▸ **PROVIDED RECORDS**

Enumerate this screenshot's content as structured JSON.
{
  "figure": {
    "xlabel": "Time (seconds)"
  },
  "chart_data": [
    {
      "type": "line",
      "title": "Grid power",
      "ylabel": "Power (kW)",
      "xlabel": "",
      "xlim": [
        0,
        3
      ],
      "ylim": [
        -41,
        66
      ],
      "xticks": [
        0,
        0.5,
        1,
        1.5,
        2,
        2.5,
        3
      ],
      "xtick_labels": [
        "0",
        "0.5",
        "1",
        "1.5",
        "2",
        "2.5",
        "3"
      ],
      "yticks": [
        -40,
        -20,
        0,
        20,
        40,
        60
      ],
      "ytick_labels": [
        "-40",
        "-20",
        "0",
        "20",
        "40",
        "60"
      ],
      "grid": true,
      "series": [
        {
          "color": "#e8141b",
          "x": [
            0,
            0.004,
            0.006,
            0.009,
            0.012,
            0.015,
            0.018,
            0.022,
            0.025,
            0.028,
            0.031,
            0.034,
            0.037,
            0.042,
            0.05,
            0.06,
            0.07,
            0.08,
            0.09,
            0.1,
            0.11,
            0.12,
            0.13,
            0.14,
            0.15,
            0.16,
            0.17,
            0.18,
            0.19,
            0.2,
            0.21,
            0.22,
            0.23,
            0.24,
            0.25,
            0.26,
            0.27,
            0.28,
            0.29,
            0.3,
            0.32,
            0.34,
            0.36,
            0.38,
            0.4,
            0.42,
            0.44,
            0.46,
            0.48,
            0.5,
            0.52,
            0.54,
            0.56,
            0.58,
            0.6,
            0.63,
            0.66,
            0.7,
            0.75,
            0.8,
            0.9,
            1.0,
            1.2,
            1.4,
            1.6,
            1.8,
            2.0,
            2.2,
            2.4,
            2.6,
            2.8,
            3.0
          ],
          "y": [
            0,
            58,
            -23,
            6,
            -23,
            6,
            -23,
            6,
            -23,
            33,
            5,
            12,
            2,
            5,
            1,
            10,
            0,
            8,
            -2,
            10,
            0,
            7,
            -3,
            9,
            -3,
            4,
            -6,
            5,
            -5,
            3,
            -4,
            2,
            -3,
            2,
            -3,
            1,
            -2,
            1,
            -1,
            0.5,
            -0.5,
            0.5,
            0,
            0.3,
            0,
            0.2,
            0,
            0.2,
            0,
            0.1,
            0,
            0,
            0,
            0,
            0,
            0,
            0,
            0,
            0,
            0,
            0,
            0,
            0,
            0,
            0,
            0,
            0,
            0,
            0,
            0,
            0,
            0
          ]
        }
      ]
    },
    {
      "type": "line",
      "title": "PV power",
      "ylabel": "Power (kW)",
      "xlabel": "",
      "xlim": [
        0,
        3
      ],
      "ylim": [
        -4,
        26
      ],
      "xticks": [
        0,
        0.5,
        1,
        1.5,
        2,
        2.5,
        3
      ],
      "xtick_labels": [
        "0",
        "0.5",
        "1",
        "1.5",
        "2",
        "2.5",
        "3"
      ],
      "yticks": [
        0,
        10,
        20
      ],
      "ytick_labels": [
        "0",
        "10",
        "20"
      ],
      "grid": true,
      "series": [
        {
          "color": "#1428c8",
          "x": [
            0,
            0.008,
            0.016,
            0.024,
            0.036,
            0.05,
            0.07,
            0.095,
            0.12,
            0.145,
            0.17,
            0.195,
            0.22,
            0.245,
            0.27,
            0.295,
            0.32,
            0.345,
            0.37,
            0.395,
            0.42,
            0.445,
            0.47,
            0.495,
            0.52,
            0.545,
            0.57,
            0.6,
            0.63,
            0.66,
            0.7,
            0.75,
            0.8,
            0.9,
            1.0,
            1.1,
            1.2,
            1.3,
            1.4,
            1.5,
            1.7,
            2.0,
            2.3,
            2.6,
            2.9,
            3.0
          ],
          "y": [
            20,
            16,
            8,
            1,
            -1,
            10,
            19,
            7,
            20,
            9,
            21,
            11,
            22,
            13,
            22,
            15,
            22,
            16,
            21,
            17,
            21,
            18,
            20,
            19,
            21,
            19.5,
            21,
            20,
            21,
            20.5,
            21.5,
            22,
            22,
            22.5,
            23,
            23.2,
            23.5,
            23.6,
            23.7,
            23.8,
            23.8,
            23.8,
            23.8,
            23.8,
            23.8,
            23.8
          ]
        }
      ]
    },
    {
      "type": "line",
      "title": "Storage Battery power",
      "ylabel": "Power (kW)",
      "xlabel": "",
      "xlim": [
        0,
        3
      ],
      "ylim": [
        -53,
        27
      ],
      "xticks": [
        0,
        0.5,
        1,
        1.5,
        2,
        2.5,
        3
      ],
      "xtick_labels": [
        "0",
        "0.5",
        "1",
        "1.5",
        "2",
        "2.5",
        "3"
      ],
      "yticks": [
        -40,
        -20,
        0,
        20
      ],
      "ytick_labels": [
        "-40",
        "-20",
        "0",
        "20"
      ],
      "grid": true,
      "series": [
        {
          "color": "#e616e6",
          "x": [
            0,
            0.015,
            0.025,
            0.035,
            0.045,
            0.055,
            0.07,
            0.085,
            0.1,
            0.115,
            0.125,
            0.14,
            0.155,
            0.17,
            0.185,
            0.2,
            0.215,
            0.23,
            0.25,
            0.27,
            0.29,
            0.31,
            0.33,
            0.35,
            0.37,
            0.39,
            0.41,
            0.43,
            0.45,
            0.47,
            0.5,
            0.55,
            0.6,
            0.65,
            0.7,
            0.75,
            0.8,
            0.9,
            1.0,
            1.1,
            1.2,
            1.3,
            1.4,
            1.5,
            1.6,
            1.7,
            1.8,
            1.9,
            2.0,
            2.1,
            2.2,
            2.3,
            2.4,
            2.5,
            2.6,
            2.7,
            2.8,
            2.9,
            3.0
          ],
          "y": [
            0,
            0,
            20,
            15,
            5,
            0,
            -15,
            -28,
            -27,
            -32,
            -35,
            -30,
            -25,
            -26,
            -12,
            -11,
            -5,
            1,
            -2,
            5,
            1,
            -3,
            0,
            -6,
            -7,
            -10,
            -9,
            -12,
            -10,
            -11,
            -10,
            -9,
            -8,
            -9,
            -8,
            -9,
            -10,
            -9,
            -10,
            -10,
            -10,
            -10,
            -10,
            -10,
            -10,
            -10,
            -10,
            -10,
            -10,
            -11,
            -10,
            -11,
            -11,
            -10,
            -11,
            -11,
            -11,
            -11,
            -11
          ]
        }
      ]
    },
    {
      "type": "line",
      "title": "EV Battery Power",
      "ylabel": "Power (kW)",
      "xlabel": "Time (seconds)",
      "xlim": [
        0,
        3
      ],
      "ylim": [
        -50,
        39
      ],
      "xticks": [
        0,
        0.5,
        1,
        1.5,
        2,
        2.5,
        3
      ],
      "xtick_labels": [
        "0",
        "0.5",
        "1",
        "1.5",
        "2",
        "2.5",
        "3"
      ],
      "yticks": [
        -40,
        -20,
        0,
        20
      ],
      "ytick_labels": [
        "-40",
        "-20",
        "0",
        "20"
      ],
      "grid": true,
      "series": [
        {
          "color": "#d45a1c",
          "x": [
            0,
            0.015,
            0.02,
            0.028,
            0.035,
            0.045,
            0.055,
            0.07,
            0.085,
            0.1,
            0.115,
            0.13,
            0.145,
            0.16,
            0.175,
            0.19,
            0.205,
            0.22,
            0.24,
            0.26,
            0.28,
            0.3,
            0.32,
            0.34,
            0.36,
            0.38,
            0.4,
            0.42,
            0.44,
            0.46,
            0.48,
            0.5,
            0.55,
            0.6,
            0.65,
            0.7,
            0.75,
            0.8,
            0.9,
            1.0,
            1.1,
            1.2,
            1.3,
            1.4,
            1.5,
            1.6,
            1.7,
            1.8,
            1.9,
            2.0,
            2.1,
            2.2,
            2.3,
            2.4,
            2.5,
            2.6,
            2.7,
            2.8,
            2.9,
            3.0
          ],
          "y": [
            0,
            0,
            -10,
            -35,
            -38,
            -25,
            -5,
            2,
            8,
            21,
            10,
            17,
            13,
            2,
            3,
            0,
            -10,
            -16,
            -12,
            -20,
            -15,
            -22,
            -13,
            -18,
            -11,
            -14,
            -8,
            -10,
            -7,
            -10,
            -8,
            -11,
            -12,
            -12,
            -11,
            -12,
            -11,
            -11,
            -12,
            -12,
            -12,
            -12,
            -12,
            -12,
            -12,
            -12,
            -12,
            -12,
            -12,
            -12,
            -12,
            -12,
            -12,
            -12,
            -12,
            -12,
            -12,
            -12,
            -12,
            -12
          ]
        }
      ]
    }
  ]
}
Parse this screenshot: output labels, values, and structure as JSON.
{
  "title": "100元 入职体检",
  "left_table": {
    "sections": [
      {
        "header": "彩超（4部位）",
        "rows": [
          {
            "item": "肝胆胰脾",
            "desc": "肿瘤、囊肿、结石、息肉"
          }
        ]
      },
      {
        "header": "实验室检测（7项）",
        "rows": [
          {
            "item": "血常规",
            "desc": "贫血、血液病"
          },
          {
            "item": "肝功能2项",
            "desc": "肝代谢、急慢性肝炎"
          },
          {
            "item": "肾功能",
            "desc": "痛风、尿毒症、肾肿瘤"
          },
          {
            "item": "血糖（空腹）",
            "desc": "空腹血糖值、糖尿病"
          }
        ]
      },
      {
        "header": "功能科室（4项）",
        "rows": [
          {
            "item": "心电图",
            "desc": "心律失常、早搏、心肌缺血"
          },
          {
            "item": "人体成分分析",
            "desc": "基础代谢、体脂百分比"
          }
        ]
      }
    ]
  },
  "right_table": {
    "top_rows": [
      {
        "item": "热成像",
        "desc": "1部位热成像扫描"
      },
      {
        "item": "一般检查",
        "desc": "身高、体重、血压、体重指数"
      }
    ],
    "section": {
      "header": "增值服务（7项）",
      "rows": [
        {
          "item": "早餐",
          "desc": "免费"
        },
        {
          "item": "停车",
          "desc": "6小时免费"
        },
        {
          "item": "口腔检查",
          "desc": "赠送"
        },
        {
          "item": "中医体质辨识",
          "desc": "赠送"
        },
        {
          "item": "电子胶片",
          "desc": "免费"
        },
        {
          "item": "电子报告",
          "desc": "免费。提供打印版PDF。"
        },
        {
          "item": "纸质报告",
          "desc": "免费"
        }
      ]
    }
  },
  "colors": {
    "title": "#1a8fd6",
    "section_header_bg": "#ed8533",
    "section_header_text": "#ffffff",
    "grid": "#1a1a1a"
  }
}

▸ **REQUEST**
Your task is to extract the lines running from the one with "Parse this screenshot: output" to the end of the material, inclusive, copying each exactly and adding nothing.

▸ **EXERCISE SOLUTION**
Parse this screenshot: output labels, values, and structure as JSON.
{
  "title": "100元 入职体检",
  "left_table": {
    "sections": [
      {
        "header": "彩超（4部位）",
        "rows": [
          {
            "item": "肝胆胰脾",
            "desc": "肿瘤、囊肿、结石、息肉"
          }
        ]
      },
      {
        "header": "实验室检测（7项）",
        "rows": [
          {
            "item": "血常规",
            "desc": "贫血、血液病"
          },
          {
            "item": "肝功能2项",
            "desc": "肝代谢、急慢性肝炎"
          },
          {
            "item": "肾功能",
            "desc": "痛风、尿毒症、肾肿瘤"
          },
          {
            "item": "血糖（空腹）",
            "desc": "空腹血糖值、糖尿病"
          }
        ]
      },
      {
        "header": "功能科室（4项）",
        "rows": [
          {
            "item": "心电图",
            "desc": "心律失常、早搏、心肌缺血"
          },
          {
            "item": "人体成分分析",
            "desc": "基础代谢、体脂百分比"
          }
        ]
      }
    ]
  },
  "right_table": {
    "top_rows": [
      {
        "item": "热成像",
        "desc": "1部位热成像扫描"
      },
      {
        "item": "一般检查",
        "desc": "身高、体重、血压、体重指数"
      }
    ],
    "section": {
      "header": "增值服务（7项）",
      "rows": [
        {
          "item": "早餐",
          "desc": "免费"
        },
        {
          "item": "停车",
          "desc": "6小时免费"
        },
        {
          "item": "口腔检查",
          "desc": "赠送"
        },
        {
          "item": "中医体质辨识",
          "desc": "赠送"
        },
        {
          "item": "电子胶片",
          "desc": "免费"
        },
        {
          "item": "电子报告",
          "desc": "免费。提供打印版PDF。"
        },
        {
          "item": "纸质报告",
          "desc": "免费"
        }
      ]
    }
  },
  "colors": {
    "title": "#1a8fd6",
    "section_header_bg": "#ed8533",
    "section_header_text": "#ffffff",
    "grid": "#1a1a1a"
  }
}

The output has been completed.